Collected data entries
BEGIN

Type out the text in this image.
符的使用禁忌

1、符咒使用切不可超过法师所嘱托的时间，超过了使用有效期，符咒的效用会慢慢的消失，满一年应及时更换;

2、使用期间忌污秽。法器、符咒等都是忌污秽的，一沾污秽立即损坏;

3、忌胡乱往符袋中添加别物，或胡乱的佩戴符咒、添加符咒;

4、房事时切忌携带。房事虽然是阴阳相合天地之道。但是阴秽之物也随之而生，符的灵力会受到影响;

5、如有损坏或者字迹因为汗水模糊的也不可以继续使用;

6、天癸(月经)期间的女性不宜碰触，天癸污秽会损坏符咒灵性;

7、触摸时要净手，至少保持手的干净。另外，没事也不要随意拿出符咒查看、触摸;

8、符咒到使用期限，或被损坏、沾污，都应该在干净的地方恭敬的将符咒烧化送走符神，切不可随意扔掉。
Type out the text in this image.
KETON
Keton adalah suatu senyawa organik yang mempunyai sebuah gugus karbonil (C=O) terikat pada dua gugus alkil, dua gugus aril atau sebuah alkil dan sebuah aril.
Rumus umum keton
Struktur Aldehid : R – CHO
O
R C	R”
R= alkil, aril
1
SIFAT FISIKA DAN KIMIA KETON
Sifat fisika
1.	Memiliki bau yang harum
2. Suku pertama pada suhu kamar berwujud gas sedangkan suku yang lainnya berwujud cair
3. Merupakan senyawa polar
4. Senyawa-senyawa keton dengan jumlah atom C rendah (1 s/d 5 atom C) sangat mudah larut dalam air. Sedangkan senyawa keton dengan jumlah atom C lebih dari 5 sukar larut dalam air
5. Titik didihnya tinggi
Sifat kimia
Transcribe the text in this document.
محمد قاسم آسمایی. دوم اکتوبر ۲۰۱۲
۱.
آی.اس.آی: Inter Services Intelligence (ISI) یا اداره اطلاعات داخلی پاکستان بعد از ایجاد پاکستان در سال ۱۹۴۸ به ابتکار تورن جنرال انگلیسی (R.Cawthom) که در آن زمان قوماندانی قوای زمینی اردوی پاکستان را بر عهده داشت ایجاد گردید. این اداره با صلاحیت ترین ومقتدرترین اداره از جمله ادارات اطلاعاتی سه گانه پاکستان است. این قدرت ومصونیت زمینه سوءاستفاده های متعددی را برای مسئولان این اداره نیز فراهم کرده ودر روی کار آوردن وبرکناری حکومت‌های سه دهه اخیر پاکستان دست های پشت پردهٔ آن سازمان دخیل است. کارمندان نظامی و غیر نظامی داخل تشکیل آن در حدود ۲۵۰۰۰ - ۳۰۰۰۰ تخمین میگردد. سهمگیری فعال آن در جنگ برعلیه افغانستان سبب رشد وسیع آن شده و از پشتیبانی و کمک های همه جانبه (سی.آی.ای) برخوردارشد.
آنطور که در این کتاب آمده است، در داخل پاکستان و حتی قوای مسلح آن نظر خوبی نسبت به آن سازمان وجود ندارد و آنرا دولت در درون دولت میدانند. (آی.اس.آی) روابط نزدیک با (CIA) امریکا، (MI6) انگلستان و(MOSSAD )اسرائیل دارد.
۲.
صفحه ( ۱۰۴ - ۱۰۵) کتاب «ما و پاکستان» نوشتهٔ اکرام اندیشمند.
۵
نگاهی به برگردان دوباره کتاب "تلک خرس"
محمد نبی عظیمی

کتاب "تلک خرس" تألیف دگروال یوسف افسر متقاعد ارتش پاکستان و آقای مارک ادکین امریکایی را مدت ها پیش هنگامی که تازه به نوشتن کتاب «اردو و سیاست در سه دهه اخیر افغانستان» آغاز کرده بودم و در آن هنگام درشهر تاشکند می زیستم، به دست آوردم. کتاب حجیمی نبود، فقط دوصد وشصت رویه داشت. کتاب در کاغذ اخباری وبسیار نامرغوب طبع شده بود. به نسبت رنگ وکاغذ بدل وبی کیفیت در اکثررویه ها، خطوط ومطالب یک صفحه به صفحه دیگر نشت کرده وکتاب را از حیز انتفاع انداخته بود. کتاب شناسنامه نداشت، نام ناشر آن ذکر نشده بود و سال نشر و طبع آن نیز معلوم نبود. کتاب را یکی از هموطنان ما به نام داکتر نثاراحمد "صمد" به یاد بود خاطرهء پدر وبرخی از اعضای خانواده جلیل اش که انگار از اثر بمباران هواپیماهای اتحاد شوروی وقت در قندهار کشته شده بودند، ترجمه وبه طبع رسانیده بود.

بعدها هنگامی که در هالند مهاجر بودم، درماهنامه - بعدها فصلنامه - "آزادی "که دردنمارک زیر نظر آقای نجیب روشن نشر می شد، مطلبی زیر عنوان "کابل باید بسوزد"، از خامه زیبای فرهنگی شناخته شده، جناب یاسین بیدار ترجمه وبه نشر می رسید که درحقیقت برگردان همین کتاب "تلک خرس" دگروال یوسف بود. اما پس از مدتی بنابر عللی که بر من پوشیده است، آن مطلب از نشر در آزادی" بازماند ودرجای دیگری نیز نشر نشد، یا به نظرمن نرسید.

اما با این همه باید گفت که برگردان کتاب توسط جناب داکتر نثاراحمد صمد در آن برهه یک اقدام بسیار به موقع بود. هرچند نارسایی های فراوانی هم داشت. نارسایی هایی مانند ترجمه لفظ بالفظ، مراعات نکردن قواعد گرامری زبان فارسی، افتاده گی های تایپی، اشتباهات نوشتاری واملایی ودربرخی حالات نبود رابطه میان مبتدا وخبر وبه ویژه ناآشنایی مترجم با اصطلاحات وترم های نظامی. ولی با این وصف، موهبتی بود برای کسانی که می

END

● **Goal**
Collect every line from the records above that contains the word "محمد".

● **Complete response**
محمد قاسم آسمایی. دوم اکتوبر ۲۰۱۲
محمد نبی عظیمی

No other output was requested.